── Listing

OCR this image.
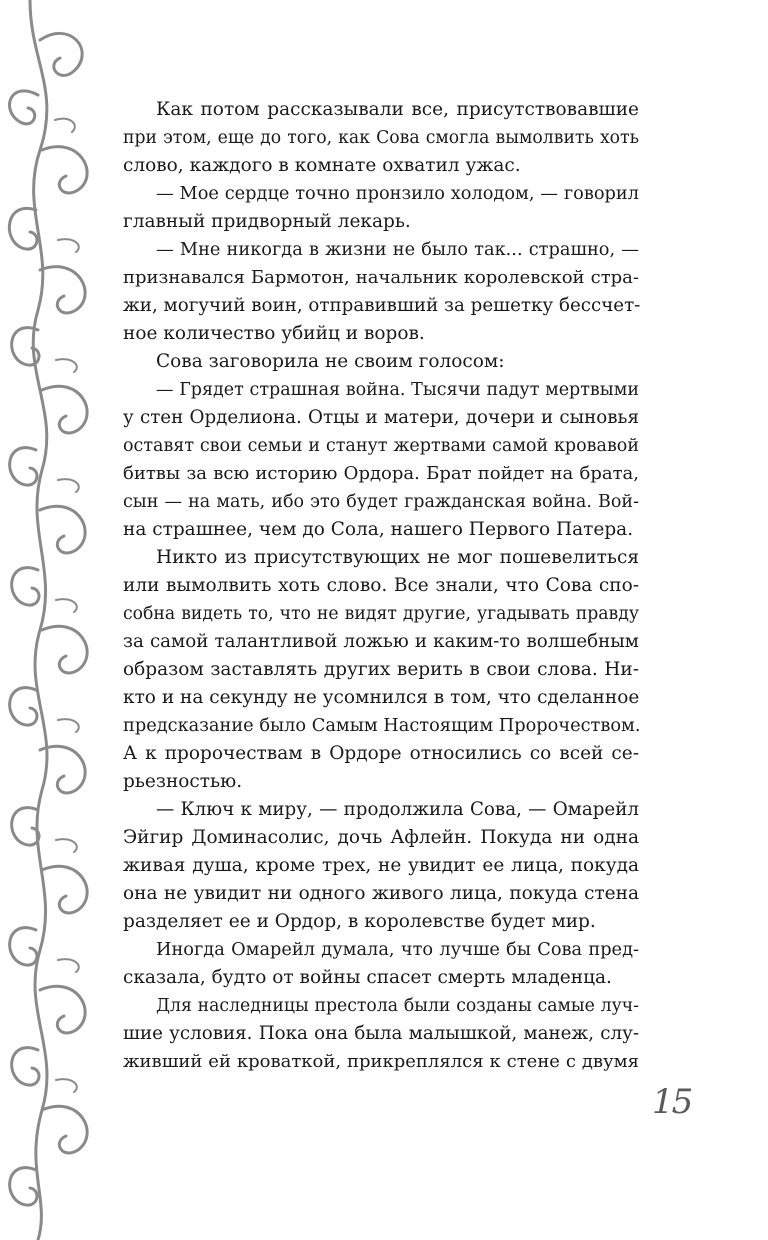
Как потом рассказывали все, присутствовавшие
при этом, еще до того, как Сова смогла вымолвить хоть
слово, каждого в комнате охватил ужас.
— Мое сердце точно пронзило холодом, — говорил
главный придворный лекарь.
— Мне никогда в жизни не было так... страшно, —
признавался Бармотон, начальник королевской стра-
жи, могучий воин, отправивший за решетку бессчет-
ное количество убийц и воров.
Сова заговорила не своим голосом:
— Грядет страшная война. Тысячи падут мертвыми
у стен Орделиона. Отцы и матери, дочери и сыновья
оставят свои семьи и станут жертвами самой кровавой
битвы за всю историю Ордора. Брат пойдет на брата,
сын — на мать, ибо это будет гражданская война. Вой-
на страшнее, чем до Сола, нашего Первого Патера.
Никто из присутствующих не мог пошевелиться
или вымолвить хоть слово. Все знали, что Сова спо-
собна видеть то, что не видят другие, угадывать правду
за самой талантливой ложью и каким-то волшебным
образом заставлять других верить в свои слова. Ни-
кто и на секунду не усомнился в том, что сделанное
предсказание было Самым Настоящим Пророчеством.
А к пророчествам в Ордоре относились со всей се-
рьезностью.
— Ключ к миру, — продолжила Сова, — Омарейл
Эйгир Доминасолис, дочь Афлейн. Покуда ни одна
живая душа, кроме трех, не увидит ее лица, покуда
она не увидит ни одного живого лица, покуда стена
разделяет ее и Ордор, в королевстве будет мир.
Иногда Омарейл думала, что лучше бы Сова пред-
сказала, будто от войны спасет смерть младенца.
Для наследницы престола были созданы самые луч-
шие условия. Пока она была малышкой, манеж, слу-
живший ей кроваткой, прикреплялся к стене с двумя
15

────

▶ _Task objective_:
Show each line holding the word "слово".

▶ _Problem solution_:
слово, каждого в комнате охватил ужас.
или вымолвить хоть слово. Все знали, что Сова спо-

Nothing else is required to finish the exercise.